Reading down the listing below, count the lines where the word "форме" shows up, then give only that count.

- [Task inputs]:
#####
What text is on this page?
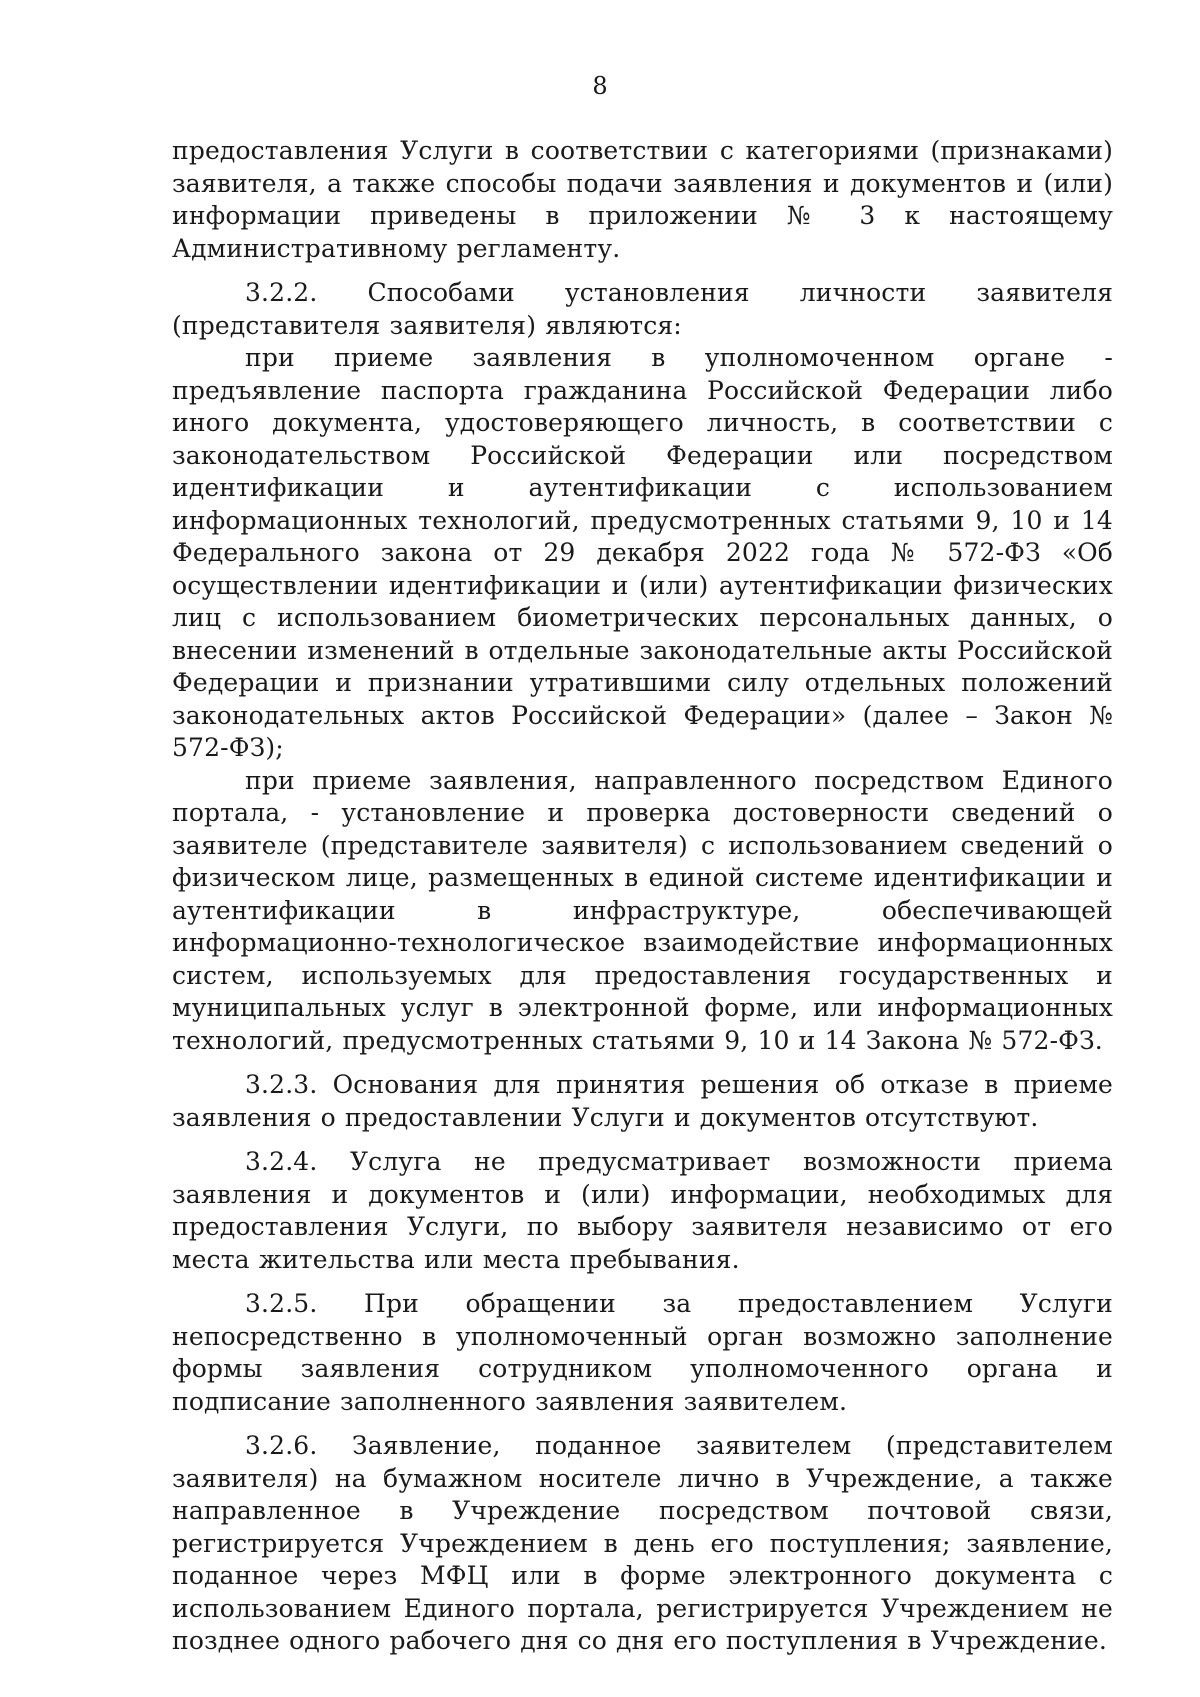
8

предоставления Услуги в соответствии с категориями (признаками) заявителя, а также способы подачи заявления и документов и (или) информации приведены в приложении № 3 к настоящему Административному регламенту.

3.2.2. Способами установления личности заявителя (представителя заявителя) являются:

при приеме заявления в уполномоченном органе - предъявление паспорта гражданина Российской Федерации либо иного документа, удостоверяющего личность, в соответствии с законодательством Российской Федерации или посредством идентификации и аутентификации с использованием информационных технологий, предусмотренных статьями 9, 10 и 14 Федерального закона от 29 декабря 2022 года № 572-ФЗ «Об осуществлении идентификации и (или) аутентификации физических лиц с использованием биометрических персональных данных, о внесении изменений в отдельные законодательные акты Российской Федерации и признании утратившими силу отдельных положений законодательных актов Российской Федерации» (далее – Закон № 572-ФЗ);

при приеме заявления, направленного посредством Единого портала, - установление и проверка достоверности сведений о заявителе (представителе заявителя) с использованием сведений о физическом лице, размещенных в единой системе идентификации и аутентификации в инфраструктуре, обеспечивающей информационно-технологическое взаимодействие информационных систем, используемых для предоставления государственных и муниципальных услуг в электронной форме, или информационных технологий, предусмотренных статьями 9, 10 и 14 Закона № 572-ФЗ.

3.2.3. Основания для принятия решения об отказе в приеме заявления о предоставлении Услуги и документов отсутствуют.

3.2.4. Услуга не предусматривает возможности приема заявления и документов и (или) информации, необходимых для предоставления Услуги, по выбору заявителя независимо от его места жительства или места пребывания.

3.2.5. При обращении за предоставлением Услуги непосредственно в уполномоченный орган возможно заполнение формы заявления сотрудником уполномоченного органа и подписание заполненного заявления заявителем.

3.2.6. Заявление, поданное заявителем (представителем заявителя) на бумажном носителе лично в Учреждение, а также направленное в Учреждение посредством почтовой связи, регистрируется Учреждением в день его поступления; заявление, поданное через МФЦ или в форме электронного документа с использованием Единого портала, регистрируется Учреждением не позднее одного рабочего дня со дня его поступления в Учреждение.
#####
- [Written reply]: 2